» What this task involves
From the entries below, copy every line where the string "định" appears.
:: Dataset excerpts
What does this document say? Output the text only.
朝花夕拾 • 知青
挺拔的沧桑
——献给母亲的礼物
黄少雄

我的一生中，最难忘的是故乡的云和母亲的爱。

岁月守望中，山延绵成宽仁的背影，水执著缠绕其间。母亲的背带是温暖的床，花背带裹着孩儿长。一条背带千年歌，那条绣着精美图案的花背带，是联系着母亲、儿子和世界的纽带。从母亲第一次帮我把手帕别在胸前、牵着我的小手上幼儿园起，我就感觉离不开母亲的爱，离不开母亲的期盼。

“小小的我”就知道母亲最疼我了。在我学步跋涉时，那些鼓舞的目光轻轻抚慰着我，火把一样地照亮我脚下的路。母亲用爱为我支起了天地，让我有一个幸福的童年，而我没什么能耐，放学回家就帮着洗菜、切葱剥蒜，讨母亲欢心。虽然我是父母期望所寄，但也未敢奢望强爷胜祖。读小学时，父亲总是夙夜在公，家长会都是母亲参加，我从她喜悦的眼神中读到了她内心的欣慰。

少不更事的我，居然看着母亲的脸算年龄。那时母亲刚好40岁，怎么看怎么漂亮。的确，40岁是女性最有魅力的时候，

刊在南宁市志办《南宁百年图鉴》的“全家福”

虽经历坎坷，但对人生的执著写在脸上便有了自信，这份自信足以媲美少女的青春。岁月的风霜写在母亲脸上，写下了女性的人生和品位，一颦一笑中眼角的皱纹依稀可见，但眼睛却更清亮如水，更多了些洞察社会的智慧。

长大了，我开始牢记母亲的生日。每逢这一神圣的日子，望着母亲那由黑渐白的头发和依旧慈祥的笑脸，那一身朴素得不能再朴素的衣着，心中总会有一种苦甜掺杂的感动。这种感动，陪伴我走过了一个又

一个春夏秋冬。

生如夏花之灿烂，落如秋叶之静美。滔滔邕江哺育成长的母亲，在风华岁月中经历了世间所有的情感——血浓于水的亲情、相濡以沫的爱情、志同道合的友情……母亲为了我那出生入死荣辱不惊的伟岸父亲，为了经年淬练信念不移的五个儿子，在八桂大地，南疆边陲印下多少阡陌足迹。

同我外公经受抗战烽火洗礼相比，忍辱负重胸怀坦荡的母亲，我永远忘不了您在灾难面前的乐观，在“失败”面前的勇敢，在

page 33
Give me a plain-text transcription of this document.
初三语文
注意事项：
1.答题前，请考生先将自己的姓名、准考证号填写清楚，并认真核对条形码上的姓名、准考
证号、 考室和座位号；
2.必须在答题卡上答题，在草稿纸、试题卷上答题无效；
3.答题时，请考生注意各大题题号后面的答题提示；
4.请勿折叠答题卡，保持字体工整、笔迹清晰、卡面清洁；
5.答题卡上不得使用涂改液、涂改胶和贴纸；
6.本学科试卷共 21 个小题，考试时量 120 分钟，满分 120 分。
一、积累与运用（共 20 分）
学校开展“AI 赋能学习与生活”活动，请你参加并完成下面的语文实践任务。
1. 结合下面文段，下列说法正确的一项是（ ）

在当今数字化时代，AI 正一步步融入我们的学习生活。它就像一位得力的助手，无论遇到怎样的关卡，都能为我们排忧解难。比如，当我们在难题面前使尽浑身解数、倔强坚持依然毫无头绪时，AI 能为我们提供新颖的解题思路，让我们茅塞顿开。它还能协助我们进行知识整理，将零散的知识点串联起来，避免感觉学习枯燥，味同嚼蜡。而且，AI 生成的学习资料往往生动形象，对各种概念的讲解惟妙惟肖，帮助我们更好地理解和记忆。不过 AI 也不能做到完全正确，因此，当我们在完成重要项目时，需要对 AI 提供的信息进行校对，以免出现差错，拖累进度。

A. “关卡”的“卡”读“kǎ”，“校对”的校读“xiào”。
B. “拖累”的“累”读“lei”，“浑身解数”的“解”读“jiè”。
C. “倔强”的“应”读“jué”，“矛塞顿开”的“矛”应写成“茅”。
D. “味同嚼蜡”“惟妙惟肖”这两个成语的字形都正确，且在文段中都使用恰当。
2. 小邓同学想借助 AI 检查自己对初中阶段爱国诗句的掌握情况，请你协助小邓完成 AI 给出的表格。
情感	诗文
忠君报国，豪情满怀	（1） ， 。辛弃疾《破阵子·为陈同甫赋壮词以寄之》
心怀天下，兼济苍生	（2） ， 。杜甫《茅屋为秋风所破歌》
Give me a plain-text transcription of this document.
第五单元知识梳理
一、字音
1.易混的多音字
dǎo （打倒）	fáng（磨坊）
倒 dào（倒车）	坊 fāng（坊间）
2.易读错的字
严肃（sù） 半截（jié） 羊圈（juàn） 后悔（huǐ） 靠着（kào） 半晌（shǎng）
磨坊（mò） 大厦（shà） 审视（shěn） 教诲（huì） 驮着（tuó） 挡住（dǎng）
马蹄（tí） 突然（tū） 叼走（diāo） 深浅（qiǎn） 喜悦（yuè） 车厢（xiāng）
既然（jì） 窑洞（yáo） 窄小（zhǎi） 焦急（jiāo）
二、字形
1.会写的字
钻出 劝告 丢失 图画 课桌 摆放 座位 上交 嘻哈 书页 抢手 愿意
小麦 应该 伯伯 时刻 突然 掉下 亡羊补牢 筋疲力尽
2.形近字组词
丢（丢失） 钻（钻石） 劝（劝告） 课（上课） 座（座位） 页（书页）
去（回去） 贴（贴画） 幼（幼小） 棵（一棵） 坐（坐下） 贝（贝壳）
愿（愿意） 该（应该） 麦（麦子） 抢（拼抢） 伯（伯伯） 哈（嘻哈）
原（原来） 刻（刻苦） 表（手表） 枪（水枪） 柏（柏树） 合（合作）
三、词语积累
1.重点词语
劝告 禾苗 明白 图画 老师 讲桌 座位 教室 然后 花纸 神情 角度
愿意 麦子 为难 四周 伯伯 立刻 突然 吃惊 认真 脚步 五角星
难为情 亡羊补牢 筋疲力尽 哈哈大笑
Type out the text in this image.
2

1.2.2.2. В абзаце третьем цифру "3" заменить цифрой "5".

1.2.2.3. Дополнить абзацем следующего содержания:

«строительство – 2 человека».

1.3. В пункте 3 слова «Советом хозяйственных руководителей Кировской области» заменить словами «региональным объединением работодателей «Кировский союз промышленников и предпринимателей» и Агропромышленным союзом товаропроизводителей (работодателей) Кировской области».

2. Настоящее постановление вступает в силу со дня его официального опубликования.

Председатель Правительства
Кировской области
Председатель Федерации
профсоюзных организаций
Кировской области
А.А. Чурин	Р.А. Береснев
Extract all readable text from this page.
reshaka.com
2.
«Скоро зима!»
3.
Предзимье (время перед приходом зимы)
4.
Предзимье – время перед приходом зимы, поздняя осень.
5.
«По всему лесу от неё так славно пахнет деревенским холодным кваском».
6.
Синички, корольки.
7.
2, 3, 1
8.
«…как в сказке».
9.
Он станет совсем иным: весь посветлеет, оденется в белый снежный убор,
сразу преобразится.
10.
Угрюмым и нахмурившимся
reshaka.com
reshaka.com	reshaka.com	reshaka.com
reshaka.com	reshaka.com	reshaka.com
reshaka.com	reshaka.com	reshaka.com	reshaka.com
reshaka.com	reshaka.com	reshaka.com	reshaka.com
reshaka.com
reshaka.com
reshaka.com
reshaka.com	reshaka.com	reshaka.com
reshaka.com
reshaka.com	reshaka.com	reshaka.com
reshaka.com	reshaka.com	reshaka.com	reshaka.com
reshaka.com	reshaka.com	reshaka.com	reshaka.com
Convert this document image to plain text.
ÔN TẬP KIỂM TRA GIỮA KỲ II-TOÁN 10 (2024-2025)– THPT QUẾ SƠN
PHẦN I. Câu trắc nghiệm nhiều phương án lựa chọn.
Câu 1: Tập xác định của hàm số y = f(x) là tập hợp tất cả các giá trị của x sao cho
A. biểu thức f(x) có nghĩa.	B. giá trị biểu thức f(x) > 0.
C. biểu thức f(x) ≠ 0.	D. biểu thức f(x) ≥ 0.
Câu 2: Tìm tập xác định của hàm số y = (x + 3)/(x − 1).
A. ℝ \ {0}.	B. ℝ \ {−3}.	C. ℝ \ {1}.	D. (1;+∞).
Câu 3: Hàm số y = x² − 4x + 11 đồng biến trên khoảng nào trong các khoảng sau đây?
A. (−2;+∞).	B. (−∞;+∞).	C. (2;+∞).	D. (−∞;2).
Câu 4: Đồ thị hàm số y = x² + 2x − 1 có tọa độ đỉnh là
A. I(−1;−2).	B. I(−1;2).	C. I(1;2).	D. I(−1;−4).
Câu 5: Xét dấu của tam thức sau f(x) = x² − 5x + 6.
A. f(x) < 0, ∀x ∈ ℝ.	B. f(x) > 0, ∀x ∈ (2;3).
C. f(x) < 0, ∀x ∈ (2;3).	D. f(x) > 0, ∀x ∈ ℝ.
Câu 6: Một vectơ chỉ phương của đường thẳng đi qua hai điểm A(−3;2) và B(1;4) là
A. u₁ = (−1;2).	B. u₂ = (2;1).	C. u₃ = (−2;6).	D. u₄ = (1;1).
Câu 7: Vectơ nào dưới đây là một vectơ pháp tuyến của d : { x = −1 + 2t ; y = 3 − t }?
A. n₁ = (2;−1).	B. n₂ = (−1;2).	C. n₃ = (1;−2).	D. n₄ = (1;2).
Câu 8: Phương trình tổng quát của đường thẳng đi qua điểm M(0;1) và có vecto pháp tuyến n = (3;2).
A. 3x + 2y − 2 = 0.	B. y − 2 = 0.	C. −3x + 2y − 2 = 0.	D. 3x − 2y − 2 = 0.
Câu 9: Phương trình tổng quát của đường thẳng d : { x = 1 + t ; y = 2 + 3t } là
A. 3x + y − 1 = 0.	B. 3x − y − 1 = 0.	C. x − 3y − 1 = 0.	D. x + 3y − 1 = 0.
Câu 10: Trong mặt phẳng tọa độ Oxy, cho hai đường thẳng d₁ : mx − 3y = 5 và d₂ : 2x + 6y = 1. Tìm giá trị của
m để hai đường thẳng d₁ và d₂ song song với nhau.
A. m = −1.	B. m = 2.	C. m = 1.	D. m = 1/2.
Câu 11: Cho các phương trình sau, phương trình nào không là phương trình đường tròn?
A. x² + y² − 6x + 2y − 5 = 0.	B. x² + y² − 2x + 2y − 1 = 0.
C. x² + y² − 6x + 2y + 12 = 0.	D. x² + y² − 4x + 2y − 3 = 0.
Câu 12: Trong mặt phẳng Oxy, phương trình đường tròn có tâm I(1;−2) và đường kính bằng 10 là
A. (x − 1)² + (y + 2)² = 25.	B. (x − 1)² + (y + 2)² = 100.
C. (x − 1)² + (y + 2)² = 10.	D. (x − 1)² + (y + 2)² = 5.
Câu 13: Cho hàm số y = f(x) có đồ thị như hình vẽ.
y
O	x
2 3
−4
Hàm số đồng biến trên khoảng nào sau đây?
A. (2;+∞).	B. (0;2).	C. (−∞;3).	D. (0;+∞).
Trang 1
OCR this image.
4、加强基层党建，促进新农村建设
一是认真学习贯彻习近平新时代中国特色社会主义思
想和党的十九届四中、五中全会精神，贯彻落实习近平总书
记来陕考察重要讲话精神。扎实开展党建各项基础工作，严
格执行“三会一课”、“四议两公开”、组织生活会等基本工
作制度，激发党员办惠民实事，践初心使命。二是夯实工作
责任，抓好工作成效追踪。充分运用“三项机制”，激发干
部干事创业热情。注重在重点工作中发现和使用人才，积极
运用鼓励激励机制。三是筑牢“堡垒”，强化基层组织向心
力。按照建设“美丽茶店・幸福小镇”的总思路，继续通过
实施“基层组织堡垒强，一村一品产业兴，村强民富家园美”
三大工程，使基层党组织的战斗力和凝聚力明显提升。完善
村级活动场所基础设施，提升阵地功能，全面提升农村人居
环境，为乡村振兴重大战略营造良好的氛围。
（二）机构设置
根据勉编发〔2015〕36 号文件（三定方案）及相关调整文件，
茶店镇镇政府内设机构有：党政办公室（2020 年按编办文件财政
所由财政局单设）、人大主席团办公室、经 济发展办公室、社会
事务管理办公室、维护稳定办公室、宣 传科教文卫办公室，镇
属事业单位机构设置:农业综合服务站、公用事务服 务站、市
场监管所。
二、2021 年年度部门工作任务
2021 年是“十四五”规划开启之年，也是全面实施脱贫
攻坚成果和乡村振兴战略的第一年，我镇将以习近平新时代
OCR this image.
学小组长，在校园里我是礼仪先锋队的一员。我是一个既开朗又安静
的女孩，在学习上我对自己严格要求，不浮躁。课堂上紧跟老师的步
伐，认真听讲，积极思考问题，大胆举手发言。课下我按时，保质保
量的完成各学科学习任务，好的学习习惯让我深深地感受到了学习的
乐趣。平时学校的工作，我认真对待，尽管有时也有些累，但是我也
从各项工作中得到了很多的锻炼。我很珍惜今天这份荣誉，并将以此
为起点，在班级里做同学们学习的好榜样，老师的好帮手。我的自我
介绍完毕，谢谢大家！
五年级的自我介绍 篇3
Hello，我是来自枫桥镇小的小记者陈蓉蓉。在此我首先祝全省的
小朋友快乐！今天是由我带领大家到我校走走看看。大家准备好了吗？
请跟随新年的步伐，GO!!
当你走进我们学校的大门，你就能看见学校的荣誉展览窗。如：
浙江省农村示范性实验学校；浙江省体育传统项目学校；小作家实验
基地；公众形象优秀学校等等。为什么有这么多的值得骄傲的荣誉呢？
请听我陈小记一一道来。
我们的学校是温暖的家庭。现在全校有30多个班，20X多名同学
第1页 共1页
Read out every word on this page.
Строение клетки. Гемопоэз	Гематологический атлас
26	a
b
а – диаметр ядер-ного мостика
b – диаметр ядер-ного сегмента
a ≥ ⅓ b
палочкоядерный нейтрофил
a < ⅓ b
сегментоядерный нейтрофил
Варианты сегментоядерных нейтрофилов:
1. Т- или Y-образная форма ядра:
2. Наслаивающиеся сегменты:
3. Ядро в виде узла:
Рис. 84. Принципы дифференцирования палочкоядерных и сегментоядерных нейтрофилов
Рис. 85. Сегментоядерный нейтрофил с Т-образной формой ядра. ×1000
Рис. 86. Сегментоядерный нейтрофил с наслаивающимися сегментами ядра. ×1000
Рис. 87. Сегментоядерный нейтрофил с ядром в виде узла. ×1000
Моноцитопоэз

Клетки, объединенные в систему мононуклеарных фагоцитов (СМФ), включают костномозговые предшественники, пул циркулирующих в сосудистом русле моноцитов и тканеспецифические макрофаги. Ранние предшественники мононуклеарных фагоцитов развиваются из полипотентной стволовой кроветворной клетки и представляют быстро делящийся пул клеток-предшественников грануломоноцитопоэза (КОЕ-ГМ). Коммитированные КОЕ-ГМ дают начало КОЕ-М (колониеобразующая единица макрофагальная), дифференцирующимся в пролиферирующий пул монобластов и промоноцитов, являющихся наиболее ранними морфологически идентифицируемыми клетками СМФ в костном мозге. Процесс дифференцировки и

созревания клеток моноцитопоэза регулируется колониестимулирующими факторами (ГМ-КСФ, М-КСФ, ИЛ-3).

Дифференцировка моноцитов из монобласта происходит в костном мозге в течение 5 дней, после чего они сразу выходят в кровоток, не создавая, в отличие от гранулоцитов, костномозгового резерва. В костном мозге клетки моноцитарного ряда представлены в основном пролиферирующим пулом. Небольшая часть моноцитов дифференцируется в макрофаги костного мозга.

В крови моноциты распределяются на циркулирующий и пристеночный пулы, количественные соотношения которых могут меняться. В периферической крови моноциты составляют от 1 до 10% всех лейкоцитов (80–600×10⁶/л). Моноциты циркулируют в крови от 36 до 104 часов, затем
::::
» Task answer
Câu 1: Tập xác định của hàm số y = f(x) là tập hợp tất cả các giá trị của x sao cho
Câu 2: Tìm tập xác định của hàm số y = (x + 3)/(x − 1).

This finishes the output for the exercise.